**Exercise objective:**
Look for the word "avec" in the entries below, then copy every line that has it.

== Data

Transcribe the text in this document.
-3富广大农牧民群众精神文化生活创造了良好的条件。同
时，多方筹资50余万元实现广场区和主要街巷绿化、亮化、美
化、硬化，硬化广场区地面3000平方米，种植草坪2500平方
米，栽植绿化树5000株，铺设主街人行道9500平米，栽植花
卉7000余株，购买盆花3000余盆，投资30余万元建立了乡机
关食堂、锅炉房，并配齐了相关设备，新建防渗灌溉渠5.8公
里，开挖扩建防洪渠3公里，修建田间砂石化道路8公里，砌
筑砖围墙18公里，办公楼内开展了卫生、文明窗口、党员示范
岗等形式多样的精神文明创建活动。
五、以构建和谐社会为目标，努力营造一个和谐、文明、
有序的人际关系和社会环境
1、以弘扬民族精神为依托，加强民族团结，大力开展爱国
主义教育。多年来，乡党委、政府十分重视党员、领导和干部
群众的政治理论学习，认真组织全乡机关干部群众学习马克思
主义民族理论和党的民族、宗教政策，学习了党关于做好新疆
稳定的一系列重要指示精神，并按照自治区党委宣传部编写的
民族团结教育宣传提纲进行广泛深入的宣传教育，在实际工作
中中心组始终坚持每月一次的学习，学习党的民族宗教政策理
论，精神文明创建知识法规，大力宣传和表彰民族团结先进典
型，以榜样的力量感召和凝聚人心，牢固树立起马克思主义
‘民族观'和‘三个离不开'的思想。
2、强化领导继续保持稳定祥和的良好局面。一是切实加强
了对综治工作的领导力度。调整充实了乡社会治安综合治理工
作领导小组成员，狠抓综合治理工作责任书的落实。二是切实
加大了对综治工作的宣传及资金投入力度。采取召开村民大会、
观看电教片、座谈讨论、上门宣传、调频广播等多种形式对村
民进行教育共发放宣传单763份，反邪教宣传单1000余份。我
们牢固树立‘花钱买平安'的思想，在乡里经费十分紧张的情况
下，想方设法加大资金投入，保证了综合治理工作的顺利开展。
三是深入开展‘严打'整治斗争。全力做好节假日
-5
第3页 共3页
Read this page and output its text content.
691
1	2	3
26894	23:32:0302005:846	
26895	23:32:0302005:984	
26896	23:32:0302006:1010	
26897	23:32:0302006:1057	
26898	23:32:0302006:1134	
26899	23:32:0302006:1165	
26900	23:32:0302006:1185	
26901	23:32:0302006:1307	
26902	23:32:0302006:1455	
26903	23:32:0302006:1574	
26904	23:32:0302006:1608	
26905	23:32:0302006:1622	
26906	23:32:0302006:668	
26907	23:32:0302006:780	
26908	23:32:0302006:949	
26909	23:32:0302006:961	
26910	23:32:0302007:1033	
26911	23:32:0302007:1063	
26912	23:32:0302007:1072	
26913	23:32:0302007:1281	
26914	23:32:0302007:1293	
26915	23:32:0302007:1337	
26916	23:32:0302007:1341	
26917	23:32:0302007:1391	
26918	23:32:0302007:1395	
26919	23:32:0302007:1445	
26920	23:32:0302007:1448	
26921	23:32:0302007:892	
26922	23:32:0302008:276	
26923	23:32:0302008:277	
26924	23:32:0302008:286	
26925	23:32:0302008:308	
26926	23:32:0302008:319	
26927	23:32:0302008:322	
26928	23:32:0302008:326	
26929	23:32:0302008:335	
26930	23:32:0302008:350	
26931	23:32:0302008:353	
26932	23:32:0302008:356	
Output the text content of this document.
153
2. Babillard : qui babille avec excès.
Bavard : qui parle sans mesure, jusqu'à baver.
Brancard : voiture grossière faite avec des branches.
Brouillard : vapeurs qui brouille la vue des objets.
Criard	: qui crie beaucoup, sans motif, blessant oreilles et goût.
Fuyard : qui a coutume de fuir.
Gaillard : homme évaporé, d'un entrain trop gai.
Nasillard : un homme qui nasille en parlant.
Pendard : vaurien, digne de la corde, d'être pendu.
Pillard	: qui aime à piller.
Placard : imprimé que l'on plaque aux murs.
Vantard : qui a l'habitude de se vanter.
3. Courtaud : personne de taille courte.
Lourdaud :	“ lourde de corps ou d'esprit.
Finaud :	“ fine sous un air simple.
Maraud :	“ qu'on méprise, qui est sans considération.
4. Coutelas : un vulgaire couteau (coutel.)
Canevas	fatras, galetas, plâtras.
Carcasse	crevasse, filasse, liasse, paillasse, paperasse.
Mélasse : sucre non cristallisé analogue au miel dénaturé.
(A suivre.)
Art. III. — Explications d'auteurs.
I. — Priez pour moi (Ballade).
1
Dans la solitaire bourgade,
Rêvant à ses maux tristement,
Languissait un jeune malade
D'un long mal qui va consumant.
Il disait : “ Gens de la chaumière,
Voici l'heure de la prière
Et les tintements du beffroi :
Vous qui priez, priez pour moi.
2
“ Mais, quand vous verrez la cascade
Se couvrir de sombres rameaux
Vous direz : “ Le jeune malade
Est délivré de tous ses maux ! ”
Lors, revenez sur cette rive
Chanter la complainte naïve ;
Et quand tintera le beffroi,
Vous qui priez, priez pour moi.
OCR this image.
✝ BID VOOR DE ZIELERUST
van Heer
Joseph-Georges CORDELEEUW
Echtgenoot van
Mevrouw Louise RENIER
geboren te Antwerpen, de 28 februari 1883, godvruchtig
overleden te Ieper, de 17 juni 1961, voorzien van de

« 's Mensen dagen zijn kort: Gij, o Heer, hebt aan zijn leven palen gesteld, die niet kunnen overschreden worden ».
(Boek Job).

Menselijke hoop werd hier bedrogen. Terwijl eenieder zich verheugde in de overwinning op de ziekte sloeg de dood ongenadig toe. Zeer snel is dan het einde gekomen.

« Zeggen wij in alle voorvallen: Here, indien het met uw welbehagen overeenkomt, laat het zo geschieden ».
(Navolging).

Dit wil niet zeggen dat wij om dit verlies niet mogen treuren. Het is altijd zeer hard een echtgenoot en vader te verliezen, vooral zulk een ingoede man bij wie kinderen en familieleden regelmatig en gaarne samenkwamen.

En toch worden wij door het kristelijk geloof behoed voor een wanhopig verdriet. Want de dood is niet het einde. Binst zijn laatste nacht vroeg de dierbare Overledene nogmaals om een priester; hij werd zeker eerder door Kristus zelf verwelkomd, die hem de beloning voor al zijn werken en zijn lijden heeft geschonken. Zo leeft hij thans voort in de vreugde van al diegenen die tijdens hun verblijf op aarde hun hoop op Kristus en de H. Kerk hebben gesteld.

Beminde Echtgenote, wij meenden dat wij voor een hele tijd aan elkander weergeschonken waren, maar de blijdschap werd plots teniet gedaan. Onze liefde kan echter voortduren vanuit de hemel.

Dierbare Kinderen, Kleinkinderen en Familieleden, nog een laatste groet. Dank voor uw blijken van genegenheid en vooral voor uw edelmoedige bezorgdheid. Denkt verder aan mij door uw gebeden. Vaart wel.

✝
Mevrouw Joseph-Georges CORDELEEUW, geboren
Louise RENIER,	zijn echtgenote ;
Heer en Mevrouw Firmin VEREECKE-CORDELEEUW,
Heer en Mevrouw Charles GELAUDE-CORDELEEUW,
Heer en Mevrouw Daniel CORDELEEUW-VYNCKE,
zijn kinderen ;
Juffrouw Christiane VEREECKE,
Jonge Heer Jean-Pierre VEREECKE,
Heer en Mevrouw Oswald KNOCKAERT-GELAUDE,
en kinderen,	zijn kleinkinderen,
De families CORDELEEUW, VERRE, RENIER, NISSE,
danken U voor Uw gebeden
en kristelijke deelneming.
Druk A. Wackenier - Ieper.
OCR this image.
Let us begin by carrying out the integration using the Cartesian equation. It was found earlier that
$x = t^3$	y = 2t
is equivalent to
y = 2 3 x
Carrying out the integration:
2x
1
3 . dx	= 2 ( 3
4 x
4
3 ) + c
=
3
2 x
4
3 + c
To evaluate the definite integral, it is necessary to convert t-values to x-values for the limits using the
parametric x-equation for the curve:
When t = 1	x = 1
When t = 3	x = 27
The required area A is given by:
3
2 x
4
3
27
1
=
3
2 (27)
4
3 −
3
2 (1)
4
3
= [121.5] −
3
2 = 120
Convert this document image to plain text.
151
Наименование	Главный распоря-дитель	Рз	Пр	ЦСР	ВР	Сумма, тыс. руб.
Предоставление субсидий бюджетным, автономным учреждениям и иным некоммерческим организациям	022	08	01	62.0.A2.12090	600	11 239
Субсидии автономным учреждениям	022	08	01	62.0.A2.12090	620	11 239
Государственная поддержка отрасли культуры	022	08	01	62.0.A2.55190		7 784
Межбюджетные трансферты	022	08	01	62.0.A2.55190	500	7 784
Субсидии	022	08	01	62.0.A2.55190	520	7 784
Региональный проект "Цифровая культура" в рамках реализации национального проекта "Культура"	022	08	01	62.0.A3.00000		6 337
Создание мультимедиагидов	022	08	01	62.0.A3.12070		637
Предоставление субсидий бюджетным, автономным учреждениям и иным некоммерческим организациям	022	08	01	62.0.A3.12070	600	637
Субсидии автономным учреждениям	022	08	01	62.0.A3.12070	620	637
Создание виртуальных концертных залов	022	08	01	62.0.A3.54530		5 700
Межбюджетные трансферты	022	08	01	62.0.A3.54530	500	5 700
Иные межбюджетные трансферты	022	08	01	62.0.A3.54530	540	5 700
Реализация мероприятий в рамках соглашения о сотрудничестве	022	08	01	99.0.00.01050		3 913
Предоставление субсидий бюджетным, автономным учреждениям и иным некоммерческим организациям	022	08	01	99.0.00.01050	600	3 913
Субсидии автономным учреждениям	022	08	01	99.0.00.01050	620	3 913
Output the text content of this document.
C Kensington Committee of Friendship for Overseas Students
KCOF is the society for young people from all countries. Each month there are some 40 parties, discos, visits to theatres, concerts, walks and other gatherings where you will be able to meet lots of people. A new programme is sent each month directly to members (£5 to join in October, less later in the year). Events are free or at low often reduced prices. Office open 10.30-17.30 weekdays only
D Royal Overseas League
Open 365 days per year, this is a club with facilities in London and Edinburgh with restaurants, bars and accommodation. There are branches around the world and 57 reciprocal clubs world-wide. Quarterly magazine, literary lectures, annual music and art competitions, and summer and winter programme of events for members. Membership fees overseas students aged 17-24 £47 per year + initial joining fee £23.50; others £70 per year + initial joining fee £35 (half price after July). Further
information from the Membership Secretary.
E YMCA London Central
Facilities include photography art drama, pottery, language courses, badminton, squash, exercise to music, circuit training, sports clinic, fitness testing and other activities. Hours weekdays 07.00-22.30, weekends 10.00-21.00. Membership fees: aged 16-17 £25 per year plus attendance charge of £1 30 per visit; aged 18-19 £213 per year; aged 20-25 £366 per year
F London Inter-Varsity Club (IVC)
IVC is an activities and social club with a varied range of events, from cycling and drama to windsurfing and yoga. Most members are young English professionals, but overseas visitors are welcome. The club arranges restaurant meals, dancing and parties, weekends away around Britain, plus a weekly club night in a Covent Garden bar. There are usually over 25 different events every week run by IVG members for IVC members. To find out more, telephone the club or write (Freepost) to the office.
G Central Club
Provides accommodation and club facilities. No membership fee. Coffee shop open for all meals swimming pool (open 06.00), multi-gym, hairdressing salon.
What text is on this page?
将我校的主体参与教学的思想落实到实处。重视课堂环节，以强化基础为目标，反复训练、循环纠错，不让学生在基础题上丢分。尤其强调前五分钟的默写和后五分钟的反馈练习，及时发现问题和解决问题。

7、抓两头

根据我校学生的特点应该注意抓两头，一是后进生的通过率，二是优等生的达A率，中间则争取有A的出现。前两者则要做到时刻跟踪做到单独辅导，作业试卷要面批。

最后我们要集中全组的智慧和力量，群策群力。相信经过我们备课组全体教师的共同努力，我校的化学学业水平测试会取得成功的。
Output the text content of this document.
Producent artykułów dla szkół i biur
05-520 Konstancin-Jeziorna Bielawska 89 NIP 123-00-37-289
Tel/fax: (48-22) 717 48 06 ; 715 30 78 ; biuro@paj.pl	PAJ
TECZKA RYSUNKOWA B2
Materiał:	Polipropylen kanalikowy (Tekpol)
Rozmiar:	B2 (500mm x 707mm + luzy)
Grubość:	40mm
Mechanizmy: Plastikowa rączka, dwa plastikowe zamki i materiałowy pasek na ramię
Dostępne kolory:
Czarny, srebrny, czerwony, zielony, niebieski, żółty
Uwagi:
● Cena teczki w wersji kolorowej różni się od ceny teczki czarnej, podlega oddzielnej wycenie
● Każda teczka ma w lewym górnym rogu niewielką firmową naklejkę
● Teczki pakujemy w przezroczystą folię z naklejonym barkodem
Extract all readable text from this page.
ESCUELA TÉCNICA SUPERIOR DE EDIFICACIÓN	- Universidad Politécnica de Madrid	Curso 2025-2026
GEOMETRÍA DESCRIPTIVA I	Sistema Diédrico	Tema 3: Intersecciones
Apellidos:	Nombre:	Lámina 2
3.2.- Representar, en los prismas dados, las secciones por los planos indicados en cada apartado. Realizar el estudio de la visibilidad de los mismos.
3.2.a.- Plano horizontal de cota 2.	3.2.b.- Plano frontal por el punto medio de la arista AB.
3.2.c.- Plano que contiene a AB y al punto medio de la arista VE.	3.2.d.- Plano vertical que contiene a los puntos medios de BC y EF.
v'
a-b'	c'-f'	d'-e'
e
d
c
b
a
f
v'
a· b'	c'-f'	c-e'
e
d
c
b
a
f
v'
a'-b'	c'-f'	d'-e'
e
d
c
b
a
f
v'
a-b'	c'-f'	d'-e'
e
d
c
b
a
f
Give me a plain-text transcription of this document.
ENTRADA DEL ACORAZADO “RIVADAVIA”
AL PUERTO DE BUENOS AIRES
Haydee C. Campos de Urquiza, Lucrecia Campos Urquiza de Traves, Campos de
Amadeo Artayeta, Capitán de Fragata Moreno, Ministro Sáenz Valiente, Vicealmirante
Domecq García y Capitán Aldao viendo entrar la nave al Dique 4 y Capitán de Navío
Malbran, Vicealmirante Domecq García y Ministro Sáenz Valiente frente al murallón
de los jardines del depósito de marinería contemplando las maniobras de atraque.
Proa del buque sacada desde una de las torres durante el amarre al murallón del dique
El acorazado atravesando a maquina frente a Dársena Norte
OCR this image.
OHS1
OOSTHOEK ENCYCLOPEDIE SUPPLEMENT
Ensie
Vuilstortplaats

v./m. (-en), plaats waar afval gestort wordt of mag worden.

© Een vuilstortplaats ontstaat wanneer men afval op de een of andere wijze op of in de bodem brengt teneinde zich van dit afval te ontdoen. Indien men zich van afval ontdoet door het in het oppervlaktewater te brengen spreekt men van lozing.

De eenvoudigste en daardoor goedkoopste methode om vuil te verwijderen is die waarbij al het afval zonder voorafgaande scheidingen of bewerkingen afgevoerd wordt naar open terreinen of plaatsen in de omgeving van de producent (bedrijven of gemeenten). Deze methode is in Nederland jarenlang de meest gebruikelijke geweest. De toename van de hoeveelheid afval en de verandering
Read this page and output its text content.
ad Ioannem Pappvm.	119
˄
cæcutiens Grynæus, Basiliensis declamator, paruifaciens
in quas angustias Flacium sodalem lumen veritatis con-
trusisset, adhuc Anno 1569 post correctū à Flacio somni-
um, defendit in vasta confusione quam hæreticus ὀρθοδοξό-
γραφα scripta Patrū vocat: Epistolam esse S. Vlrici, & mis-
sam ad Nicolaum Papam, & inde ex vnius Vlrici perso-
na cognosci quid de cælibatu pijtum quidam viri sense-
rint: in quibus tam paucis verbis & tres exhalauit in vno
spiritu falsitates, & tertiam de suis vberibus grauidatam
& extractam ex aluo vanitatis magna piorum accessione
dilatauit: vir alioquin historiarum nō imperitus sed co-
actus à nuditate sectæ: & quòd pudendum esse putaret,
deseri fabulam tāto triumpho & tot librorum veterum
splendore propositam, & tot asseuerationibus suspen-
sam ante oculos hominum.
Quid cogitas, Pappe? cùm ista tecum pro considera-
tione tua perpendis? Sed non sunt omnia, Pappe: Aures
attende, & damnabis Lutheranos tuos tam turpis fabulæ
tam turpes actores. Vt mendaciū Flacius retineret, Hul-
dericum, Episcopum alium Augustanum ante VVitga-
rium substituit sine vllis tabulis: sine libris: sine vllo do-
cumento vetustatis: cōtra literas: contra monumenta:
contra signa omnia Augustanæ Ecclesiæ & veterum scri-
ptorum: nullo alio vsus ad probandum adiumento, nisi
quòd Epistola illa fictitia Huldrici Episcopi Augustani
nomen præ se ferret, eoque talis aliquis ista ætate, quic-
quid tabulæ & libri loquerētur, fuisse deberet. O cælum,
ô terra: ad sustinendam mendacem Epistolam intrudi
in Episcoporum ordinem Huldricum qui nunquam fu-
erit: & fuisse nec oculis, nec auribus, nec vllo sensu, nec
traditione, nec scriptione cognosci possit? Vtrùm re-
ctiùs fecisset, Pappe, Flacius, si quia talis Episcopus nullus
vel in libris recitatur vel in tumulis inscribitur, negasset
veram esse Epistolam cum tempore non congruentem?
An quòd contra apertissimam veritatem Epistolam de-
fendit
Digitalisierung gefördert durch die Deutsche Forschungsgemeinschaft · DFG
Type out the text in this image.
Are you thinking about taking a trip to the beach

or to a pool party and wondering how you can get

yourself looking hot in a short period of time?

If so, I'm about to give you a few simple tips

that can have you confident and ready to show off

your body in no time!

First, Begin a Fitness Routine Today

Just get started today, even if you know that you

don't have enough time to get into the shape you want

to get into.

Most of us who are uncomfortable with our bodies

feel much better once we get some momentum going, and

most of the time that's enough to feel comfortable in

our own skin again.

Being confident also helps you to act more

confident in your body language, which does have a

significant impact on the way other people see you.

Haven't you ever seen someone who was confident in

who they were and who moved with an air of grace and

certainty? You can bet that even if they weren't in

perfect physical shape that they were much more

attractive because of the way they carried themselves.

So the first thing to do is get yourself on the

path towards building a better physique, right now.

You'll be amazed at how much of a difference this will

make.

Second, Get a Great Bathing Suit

====

**Solution for this exercise:**
2. Babillard : qui babille avec excès.
Brancard : voiture grossière faite avec des branches.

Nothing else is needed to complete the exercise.